Execution Plan Inspection
# View the physical plan
df.explain(True)
# Output shows:
# == Parsed Logical Plan ==
# == Analyzed Logical Plan ==
# == Optimized Logical Plan ==
# == Physical Plan ==
Real-World Scenario: Google-Scale Log Processing
Problem Statement
Process 2TB of daily web server logs, extract user sessions, compute session-level metrics, and write partitioned by date to BigQuery-compatible Parquet.
from pyspark.sql import SparkSession
from pyspark.sql.functions import (
col, window, count, sum as _sum,
first, last, lag, when, lit
)
from pyspark.sql.types import StructType, StructField, StringType, LongType
# Production SparkSession configuration
spark = SparkSession.builder \
.appName("WebLogSessionAnalytics") \
.config("spark.sql.shuffle.partitions", "500") \
.config("spark.sql.adaptive.enabled", "true") \
.config("spark.sql.adaptive.coalescePartitions.enabled", "true") \
.config("spark.sql.adaptive.skewJoin.enabled", "true") \
.config("spark.executor.memory", "12g") \
.config("spark.executor.cores", "4") \
.config("spark.executor.instances", "100") \
.config("spark.driver.memory", "8g") \
.config("spark.serializer", "org.apache.spark.serializer.KryoSerializer") \
.config("spark.sql.parquet.compression.codec", "snappy") \
.config("spark.sql.sources.partitionOverwriteMode", "dynamic") \
.config("spark.sql.autoBroadcastJoinThreshold", str(50 * 1024 * 1024)) \
.getOrCreate()
# Define schema for raw logs
log_schema = StructType([
StructField("timestamp", LongType(), False),
StructField("user_id", StringType(), True),
StructField("event_type", StringType(), False),
StructField("url", StringType(), False),
StructField("ip_address", StringType(), False),
StructField("user_agent", StringType(), True)
])
# Read with schema enforcement
raw_logs = spark.read \
.schema(log_schema) \
.parquet("s3a://data-lake/raw/web-logs/2024/01/*")

Entries supplied:
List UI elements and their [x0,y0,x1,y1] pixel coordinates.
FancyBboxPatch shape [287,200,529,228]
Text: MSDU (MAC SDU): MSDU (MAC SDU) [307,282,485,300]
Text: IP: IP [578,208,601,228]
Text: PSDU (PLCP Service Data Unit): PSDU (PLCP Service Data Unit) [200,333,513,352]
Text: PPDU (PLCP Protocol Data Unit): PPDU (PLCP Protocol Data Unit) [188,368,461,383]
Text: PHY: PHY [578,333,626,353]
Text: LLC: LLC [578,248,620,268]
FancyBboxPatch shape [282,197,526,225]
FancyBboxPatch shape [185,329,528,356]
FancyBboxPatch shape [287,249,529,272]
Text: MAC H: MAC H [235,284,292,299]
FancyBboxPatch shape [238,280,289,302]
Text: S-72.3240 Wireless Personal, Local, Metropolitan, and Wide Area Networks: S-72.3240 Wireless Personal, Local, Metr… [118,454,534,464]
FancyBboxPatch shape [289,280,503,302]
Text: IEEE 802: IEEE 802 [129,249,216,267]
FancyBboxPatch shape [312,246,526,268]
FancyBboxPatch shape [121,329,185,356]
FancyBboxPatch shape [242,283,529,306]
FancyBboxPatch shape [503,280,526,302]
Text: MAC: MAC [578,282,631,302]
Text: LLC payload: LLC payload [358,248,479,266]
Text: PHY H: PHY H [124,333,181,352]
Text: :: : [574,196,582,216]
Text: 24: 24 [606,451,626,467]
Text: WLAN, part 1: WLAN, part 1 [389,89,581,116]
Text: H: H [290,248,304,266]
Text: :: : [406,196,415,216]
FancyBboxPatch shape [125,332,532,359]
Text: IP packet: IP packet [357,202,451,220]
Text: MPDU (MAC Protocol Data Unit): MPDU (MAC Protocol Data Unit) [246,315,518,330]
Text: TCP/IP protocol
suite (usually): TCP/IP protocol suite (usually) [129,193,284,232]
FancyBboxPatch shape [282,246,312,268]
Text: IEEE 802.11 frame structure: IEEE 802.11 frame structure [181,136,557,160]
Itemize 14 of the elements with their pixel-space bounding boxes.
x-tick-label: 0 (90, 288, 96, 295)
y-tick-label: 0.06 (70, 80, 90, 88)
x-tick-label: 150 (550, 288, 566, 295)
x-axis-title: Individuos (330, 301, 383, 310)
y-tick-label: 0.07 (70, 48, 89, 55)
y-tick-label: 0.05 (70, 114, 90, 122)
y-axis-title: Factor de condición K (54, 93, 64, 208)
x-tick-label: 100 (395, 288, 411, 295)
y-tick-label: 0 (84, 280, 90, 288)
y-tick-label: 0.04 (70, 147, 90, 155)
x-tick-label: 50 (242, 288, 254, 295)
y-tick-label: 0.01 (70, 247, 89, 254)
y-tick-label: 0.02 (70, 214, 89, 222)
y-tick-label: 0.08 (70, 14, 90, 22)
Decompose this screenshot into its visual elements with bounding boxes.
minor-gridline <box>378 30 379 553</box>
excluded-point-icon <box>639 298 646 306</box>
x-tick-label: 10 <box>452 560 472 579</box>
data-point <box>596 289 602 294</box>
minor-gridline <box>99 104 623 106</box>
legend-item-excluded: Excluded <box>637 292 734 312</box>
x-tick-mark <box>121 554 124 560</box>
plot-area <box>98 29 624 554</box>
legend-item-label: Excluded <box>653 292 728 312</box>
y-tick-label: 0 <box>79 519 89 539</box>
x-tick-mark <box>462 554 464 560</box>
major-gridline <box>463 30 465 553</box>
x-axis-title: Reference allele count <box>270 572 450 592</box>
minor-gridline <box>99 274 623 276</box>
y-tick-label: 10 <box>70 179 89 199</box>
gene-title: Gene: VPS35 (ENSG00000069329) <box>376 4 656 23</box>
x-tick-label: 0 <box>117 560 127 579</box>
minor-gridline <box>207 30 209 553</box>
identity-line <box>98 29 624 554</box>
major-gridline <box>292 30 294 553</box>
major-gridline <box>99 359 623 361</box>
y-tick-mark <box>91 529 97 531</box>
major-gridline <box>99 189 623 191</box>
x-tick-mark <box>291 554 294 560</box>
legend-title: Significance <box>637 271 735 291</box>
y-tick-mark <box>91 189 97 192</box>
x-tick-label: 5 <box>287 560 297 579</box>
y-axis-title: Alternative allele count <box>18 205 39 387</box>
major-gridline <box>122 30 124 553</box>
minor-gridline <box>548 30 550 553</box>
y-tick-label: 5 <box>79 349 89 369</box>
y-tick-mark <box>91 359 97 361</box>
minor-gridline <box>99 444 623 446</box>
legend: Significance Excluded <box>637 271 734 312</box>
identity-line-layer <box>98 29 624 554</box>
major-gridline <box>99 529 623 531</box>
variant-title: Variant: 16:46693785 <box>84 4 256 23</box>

Written task:
Answer these questions about the Spark text, one per line:
1. What call does the text give for viewing the physical plan?
2. How much daily web server log data does the problem statement say must be processed?
3. Which compression codec is configured for Parquet output?

Right answer:
1. df.explain(True)
2. 2TB
3. snappy